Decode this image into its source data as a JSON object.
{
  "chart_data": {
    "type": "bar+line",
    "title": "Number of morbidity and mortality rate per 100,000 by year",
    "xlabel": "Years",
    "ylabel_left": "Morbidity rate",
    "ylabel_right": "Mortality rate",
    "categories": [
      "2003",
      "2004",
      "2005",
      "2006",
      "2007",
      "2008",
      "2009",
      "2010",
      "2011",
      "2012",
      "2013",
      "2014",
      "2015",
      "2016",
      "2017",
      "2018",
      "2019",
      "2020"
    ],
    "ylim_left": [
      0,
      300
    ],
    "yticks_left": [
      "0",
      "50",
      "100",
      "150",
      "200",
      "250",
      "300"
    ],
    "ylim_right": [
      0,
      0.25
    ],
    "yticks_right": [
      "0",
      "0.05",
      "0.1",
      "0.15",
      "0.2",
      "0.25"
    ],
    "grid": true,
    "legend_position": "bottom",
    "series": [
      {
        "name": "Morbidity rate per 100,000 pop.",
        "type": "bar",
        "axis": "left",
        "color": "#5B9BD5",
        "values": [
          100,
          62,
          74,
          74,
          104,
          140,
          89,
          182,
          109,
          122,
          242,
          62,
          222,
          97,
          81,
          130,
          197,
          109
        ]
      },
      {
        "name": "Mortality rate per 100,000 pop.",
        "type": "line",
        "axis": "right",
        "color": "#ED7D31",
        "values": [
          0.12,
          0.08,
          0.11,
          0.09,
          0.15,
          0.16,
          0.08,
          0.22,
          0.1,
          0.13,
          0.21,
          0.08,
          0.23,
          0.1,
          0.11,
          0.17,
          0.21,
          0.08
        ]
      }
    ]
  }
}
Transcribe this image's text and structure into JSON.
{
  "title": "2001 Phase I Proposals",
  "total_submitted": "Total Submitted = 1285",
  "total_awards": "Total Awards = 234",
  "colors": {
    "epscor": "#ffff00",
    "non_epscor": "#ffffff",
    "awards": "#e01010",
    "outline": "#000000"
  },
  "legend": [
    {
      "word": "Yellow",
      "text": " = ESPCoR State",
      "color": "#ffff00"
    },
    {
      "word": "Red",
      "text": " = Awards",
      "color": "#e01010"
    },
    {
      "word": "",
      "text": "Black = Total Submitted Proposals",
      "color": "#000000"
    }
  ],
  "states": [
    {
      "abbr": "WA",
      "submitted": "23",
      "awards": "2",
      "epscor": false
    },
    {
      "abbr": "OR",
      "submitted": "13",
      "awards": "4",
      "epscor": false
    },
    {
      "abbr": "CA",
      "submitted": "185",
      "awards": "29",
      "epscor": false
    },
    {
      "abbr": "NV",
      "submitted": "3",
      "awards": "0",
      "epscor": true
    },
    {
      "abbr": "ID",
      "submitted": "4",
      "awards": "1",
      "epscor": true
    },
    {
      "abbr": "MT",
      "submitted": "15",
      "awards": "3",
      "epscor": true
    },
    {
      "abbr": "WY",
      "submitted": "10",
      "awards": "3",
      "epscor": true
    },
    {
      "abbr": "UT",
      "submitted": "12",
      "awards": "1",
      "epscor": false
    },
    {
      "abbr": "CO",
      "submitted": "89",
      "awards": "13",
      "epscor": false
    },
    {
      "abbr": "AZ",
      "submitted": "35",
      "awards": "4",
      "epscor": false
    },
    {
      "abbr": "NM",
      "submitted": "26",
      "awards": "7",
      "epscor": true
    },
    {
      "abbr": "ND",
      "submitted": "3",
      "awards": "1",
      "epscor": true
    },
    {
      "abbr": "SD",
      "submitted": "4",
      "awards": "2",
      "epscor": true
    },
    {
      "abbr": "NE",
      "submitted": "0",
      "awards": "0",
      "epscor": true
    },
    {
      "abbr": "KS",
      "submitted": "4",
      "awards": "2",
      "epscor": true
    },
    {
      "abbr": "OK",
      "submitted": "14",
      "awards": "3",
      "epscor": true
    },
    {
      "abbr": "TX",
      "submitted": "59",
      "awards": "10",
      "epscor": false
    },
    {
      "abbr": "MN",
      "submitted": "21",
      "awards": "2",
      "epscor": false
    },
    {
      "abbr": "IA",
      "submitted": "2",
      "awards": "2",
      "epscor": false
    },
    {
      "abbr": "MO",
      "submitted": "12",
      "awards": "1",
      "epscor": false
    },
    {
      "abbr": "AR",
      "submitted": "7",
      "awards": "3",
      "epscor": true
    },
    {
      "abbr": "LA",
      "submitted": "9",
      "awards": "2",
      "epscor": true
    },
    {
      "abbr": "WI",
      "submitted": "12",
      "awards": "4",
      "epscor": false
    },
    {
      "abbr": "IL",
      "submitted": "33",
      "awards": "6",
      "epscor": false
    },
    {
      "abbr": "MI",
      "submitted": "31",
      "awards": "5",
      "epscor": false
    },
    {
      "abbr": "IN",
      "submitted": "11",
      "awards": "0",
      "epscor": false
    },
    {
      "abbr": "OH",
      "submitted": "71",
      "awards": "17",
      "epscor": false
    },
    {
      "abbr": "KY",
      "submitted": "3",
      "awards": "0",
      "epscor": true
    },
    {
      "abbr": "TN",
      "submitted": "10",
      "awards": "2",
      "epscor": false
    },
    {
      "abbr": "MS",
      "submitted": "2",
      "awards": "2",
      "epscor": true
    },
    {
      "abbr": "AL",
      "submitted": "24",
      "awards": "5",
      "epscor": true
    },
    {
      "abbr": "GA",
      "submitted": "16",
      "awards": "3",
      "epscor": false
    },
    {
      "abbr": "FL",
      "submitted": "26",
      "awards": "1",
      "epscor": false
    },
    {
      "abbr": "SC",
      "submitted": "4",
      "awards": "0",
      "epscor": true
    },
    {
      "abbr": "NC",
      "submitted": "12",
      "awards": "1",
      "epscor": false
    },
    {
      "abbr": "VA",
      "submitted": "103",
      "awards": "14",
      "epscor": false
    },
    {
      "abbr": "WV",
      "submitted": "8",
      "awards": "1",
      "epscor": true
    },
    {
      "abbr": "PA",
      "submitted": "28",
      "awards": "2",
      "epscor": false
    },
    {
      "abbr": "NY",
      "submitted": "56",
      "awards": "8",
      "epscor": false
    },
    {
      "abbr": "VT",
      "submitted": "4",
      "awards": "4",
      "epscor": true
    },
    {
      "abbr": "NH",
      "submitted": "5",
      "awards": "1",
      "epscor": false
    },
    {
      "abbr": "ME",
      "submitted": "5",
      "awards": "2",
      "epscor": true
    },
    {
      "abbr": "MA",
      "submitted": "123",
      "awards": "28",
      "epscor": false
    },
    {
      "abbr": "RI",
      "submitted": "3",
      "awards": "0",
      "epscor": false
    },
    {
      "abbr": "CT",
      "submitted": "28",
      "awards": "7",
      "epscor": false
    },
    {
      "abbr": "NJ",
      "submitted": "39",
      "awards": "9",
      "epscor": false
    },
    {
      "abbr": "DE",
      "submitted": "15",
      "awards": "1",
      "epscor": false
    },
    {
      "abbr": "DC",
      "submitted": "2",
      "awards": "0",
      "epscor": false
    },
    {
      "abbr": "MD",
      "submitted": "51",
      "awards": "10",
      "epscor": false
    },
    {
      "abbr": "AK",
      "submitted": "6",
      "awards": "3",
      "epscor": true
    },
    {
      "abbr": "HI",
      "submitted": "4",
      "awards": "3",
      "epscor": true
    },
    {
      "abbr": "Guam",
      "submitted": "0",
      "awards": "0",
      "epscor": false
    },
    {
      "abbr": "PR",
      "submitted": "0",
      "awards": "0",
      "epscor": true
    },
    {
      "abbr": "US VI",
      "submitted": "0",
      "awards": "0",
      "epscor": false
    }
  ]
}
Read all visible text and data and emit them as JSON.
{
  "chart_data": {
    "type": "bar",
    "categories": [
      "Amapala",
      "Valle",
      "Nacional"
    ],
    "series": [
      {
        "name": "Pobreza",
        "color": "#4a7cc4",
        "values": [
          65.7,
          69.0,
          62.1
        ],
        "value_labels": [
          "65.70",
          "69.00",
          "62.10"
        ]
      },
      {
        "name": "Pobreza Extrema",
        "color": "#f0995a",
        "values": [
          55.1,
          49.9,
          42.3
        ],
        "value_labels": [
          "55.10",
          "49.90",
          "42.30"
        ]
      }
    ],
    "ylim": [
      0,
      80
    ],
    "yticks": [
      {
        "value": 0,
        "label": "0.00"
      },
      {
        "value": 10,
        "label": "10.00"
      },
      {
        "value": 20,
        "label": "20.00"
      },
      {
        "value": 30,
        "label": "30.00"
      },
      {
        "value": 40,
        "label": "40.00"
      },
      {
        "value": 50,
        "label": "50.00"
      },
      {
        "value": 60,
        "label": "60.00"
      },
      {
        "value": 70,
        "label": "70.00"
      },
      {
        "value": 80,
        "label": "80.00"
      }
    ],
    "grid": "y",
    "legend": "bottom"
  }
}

##########

Where a line above includes "Proposals", copy that line.

  "title": "2001 Phase I Proposals",
      "text": "Black = Total Submitted Proposals",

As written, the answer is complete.